- _RECORDS FOR PROCESSING_:
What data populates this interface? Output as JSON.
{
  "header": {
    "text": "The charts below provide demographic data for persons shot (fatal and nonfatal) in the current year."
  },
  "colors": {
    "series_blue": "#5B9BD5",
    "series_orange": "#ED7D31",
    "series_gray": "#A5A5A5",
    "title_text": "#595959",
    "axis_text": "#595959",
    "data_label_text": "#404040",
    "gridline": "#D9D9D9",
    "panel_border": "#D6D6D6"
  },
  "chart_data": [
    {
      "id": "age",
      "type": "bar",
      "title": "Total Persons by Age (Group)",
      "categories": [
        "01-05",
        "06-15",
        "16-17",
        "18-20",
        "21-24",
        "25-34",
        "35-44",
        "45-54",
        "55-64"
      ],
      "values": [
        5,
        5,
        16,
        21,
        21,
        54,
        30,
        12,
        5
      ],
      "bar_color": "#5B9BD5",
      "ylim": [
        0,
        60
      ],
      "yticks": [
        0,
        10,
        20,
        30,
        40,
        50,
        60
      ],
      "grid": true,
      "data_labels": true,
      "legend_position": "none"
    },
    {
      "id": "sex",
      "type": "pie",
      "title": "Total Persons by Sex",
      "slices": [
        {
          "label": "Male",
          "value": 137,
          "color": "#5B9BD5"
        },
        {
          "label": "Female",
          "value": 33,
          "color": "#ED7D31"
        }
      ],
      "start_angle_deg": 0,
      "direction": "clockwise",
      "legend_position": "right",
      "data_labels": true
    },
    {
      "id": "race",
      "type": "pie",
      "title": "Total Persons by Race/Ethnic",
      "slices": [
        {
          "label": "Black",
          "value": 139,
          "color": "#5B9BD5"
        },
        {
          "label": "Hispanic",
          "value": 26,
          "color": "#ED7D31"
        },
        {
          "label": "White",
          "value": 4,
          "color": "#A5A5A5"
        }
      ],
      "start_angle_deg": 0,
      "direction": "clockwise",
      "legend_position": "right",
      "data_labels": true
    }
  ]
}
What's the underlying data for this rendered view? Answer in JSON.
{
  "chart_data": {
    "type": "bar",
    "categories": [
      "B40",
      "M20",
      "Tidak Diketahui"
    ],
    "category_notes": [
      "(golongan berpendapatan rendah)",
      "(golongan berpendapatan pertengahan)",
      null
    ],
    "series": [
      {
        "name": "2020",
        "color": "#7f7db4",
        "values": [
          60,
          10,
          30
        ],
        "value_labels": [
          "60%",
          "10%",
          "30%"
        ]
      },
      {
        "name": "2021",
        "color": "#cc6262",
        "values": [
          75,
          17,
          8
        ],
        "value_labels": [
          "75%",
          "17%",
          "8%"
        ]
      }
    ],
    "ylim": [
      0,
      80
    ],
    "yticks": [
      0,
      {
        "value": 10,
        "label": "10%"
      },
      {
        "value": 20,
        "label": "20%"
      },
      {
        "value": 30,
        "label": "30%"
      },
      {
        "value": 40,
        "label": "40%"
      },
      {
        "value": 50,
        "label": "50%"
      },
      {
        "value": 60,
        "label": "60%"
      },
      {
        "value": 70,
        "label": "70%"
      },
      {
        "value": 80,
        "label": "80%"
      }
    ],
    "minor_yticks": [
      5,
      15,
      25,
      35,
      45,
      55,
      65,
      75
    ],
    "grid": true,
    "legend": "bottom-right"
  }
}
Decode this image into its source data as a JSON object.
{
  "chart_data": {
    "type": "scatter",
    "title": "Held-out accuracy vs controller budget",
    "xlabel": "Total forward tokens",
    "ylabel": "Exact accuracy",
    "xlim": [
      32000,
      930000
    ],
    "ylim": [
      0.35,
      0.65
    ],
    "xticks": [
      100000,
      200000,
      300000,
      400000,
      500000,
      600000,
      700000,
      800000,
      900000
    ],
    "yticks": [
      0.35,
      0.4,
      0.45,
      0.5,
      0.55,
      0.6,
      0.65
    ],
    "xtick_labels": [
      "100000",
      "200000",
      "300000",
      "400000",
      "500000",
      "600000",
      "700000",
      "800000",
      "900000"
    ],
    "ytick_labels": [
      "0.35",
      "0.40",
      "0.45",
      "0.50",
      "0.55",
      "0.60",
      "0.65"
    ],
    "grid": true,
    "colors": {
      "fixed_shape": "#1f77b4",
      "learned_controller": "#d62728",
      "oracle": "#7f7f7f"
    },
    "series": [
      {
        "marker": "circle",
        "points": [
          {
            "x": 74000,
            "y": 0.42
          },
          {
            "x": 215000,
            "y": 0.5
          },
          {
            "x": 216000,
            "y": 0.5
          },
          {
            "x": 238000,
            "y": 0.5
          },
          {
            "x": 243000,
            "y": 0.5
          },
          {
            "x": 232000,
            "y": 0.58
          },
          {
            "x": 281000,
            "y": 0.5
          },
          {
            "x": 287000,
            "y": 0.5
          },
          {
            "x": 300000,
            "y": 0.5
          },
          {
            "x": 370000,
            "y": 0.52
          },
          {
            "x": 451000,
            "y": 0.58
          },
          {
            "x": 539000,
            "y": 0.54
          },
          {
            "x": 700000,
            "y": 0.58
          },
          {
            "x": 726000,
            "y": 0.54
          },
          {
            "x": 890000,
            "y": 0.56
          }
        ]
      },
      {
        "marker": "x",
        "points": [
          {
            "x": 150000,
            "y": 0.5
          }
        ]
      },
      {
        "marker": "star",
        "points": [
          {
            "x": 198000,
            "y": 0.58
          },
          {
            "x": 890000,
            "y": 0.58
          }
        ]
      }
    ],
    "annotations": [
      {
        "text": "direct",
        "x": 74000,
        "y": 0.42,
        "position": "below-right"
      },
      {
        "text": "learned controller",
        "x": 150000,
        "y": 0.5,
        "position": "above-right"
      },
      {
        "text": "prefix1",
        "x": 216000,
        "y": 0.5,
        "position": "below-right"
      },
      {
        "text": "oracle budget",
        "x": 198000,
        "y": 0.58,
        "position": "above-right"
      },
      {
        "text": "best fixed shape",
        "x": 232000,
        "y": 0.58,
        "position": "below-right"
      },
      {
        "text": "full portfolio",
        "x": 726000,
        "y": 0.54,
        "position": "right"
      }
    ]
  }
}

- _INSTRUCTION_:
Copy all the records above precisely.

- _RESULT OF THIS EXERCISE_:
What data populates this interface? Output as JSON.
{
  "header": {
    "text": "The charts below provide demographic data for persons shot (fatal and nonfatal) in the current year."
  },
  "colors": {
    "series_blue": "#5B9BD5",
    "series_orange": "#ED7D31",
    "series_gray": "#A5A5A5",
    "title_text": "#595959",
    "axis_text": "#595959",
    "data_label_text": "#404040",
    "gridline": "#D9D9D9",
    "panel_border": "#D6D6D6"
  },
  "chart_data": [
    {
      "id": "age",
      "type": "bar",
      "title": "Total Persons by Age (Group)",
      "categories": [
        "01-05",
        "06-15",
        "16-17",
        "18-20",
        "21-24",
        "25-34",
        "35-44",
        "45-54",
        "55-64"
      ],
      "values": [
        5,
        5,
        16,
        21,
        21,
        54,
        30,
        12,
        5
      ],
      "bar_color": "#5B9BD5",
      "ylim": [
        0,
        60
      ],
      "yticks": [
        0,
        10,
        20,
        30,
        40,
        50,
        60
      ],
      "grid": true,
      "data_labels": true,
      "legend_position": "none"
    },
    {
      "id": "sex",
      "type": "pie",
      "title": "Total Persons by Sex",
      "slices": [
        {
          "label": "Male",
          "value": 137,
          "color": "#5B9BD5"
        },
        {
          "label": "Female",
          "value": 33,
          "color": "#ED7D31"
        }
      ],
      "start_angle_deg": 0,
      "direction": "clockwise",
      "legend_position": "right",
      "data_labels": true
    },
    {
      "id": "race",
      "type": "pie",
      "title": "Total Persons by Race/Ethnic",
      "slices": [
        {
          "label": "Black",
          "value": 139,
          "color": "#5B9BD5"
        },
        {
          "label": "Hispanic",
          "value": 26,
          "color": "#ED7D31"
        },
        {
          "label": "White",
          "value": 4,
          "color": "#A5A5A5"
        }
      ],
      "start_angle_deg": 0,
      "direction": "clockwise",
      "legend_position": "right",
      "data_labels": true
    }
  ]
}
What's the underlying data for this rendered view? Answer in JSON.
{
  "chart_data": {
    "type": "bar",
    "categories": [
      "B40",
      "M20",
      "Tidak Diketahui"
    ],
    "category_notes": [
      "(golongan berpendapatan rendah)",
      "(golongan berpendapatan pertengahan)",
      null
    ],
    "series": [
      {
        "name": "2020",
        "color": "#7f7db4",
        "values": [
          60,
          10,
          30
        ],
        "value_labels": [
          "60%",
          "10%",
          "30%"
        ]
      },
      {
        "name": "2021",
        "color": "#cc6262",
        "values": [
          75,
          17,
          8
        ],
        "value_labels": [
          "75%",
          "17%",
          "8%"
        ]
      }
    ],
    "ylim": [
      0,
      80
    ],
    "yticks": [
      0,
      {
        "value": 10,
        "label": "10%"
      },
      {
        "value": 20,
        "label": "20%"
      },
      {
        "value": 30,
        "label": "30%"
      },
      {
        "value": 40,
        "label": "40%"
      },
      {
        "value": 50,
        "label": "50%"
      },
      {
        "value": 60,
        "label": "60%"
      },
      {
        "value": 70,
        "label": "70%"
      },
      {
        "value": 80,
        "label": "80%"
      }
    ],
    "minor_yticks": [
      5,
      15,
      25,
      35,
      45,
      55,
      65,
      75
    ],
    "grid": true,
    "legend": "bottom-right"
  }
}
Decode this image into its source data as a JSON object.
{
  "chart_data": {
    "type": "scatter",
    "title": "Held-out accuracy vs controller budget",
    "xlabel": "Total forward tokens",
    "ylabel": "Exact accuracy",
    "xlim": [
      32000,
      930000
    ],
    "ylim": [
      0.35,
      0.65
    ],
    "xticks": [
      100000,
      200000,
      300000,
      400000,
      500000,
      600000,
      700000,
      800000,
      900000
    ],
    "yticks": [
      0.35,
      0.4,
      0.45,
      0.5,
      0.55,
      0.6,
      0.65
    ],
    "xtick_labels": [
      "100000",
      "200000",
      "300000",
      "400000",
      "500000",
      "600000",
      "700000",
      "800000",
      "900000"
    ],
    "ytick_labels": [
      "0.35",
      "0.40",
      "0.45",
      "0.50",
      "0.55",
      "0.60",
      "0.65"
    ],
    "grid": true,
    "colors": {
      "fixed_shape": "#1f77b4",
      "learned_controller": "#d62728",
      "oracle": "#7f7f7f"
    },
    "series": [
      {
        "marker": "circle",
        "points": [
          {
            "x": 74000,
            "y": 0.42
          },
          {
            "x": 215000,
            "y": 0.5
          },
          {
            "x": 216000,
            "y": 0.5
          },
          {
            "x": 238000,
            "y": 0.5
          },
          {
            "x": 243000,
            "y": 0.5
          },
          {
            "x": 232000,
            "y": 0.58
          },
          {
            "x": 281000,
            "y": 0.5
          },
          {
            "x": 287000,
            "y": 0.5
          },
          {
            "x": 300000,
            "y": 0.5
          },
          {
            "x": 370000,
            "y": 0.52
          },
          {
            "x": 451000,
            "y": 0.58
          },
          {
            "x": 539000,
            "y": 0.54
          },
          {
            "x": 700000,
            "y": 0.58
          },
          {
            "x": 726000,
            "y": 0.54
          },
          {
            "x": 890000,
            "y": 0.56
          }
        ]
      },
      {
        "marker": "x",
        "points": [
          {
            "x": 150000,
            "y": 0.5
          }
        ]
      },
      {
        "marker": "star",
        "points": [
          {
            "x": 198000,
            "y": 0.58
          },
          {
            "x": 890000,
            "y": 0.58
          }
        ]
      }
    ],
    "annotations": [
      {
        "text": "direct",
        "x": 74000,
        "y": 0.42,
        "position": "below-right"
      },
      {
        "text": "learned controller",
        "x": 150000,
        "y": 0.5,
        "position": "above-right"
      },
      {
        "text": "prefix1",
        "x": 216000,
        "y": 0.5,
        "position": "below-right"
      },
      {
        "text": "oracle budget",
        "x": 198000,
        "y": 0.58,
        "position": "above-right"
      },
      {
        "text": "best fixed shape",
        "x": 232000,
        "y": 0.58,
        "position": "below-right"
      },
      {
        "text": "full portfolio",
        "x": 726000,
        "y": 0.54,
        "position": "right"
      }
    ]
  }
}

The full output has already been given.